EXERCISE: Print all the data, keeping every line exactly as it is.

DATASET EXTRACT:
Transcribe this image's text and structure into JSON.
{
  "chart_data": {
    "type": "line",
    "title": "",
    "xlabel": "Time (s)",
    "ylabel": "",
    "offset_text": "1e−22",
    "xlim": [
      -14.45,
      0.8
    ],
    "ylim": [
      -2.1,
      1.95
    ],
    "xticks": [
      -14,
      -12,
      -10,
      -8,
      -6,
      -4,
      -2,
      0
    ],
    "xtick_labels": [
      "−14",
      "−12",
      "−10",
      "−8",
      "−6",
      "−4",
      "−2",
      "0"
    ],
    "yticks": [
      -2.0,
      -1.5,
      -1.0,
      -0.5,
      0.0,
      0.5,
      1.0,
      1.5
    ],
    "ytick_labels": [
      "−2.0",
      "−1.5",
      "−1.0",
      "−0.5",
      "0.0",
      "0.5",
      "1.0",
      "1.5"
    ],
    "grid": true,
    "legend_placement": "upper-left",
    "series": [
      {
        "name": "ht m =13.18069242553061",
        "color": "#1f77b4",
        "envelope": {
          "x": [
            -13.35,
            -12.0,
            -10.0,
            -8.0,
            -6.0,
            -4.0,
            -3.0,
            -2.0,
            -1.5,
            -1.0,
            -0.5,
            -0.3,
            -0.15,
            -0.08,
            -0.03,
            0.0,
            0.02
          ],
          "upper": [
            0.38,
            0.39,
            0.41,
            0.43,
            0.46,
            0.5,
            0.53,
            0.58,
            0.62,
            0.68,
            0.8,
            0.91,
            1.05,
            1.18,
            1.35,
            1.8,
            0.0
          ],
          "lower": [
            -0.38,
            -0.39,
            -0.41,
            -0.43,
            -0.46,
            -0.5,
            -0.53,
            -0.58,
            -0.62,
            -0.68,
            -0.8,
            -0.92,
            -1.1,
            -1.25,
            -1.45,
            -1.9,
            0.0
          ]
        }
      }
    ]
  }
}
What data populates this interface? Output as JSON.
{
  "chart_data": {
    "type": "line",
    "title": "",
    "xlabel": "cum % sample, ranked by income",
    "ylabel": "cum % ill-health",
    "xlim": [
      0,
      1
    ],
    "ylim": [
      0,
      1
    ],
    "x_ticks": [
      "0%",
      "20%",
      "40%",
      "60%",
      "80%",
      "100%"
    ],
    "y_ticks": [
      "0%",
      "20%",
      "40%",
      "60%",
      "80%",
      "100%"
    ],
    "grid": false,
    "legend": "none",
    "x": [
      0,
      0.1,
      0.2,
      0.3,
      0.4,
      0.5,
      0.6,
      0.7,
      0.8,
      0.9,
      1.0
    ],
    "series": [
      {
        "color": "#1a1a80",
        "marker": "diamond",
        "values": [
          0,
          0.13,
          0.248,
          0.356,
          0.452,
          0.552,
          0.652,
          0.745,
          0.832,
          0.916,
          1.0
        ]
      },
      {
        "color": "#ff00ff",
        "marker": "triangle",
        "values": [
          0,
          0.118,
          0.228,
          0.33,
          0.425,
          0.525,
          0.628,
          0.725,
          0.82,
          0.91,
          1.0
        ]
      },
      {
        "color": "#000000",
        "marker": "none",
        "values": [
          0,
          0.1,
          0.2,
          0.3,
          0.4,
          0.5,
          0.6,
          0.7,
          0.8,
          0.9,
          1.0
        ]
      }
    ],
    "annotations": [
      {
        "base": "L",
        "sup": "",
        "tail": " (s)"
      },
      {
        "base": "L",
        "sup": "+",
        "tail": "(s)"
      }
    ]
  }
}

ANSWER TO THIS TASK:
Transcribe this image's text and structure into JSON.
{
  "chart_data": {
    "type": "line",
    "title": "",
    "xlabel": "Time (s)",
    "ylabel": "",
    "offset_text": "1e−22",
    "xlim": [
      -14.45,
      0.8
    ],
    "ylim": [
      -2.1,
      1.95
    ],
    "xticks": [
      -14,
      -12,
      -10,
      -8,
      -6,
      -4,
      -2,
      0
    ],
    "xtick_labels": [
      "−14",
      "−12",
      "−10",
      "−8",
      "−6",
      "−4",
      "−2",
      "0"
    ],
    "yticks": [
      -2.0,
      -1.5,
      -1.0,
      -0.5,
      0.0,
      0.5,
      1.0,
      1.5
    ],
    "ytick_labels": [
      "−2.0",
      "−1.5",
      "−1.0",
      "−0.5",
      "0.0",
      "0.5",
      "1.0",
      "1.5"
    ],
    "grid": true,
    "legend_placement": "upper-left",
    "series": [
      {
        "name": "ht m =13.18069242553061",
        "color": "#1f77b4",
        "envelope": {
          "x": [
            -13.35,
            -12.0,
            -10.0,
            -8.0,
            -6.0,
            -4.0,
            -3.0,
            -2.0,
            -1.5,
            -1.0,
            -0.5,
            -0.3,
            -0.15,
            -0.08,
            -0.03,
            0.0,
            0.02
          ],
          "upper": [
            0.38,
            0.39,
            0.41,
            0.43,
            0.46,
            0.5,
            0.53,
            0.58,
            0.62,
            0.68,
            0.8,
            0.91,
            1.05,
            1.18,
            1.35,
            1.8,
            0.0
          ],
          "lower": [
            -0.38,
            -0.39,
            -0.41,
            -0.43,
            -0.46,
            -0.5,
            -0.53,
            -0.58,
            -0.62,
            -0.68,
            -0.8,
            -0.92,
            -1.1,
            -1.25,
            -1.45,
            -1.9,
            0.0
          ]
        }
      }
    ]
  }
}
What data populates this interface? Output as JSON.
{
  "chart_data": {
    "type": "line",
    "title": "",
    "xlabel": "cum % sample, ranked by income",
    "ylabel": "cum % ill-health",
    "xlim": [
      0,
      1
    ],
    "ylim": [
      0,
      1
    ],
    "x_ticks": [
      "0%",
      "20%",
      "40%",
      "60%",
      "80%",
      "100%"
    ],
    "y_ticks": [
      "0%",
      "20%",
      "40%",
      "60%",
      "80%",
      "100%"
    ],
    "grid": false,
    "legend": "none",
    "x": [
      0,
      0.1,
      0.2,
      0.3,
      0.4,
      0.5,
      0.6,
      0.7,
      0.8,
      0.9,
      1.0
    ],
    "series": [
      {
        "color": "#1a1a80",
        "marker": "diamond",
        "values": [
          0,
          0.13,
          0.248,
          0.356,
          0.452,
          0.552,
          0.652,
          0.745,
          0.832,
          0.916,
          1.0
        ]
      },
      {
        "color": "#ff00ff",
        "marker": "triangle",
        "values": [
          0,
          0.118,
          0.228,
          0.33,
          0.425,
          0.525,
          0.628,
          0.725,
          0.82,
          0.91,
          1.0
        ]
      },
      {
        "color": "#000000",
        "marker": "none",
        "values": [
          0,
          0.1,
          0.2,
          0.3,
          0.4,
          0.5,
          0.6,
          0.7,
          0.8,
          0.9,
          1.0
        ]
      }
    ],
    "annotations": [
      {
        "base": "L",
        "sup": "",
        "tail": " (s)"
      },
      {
        "base": "L",
        "sup": "+",
        "tail": "(s)"
      }
    ]
  }
}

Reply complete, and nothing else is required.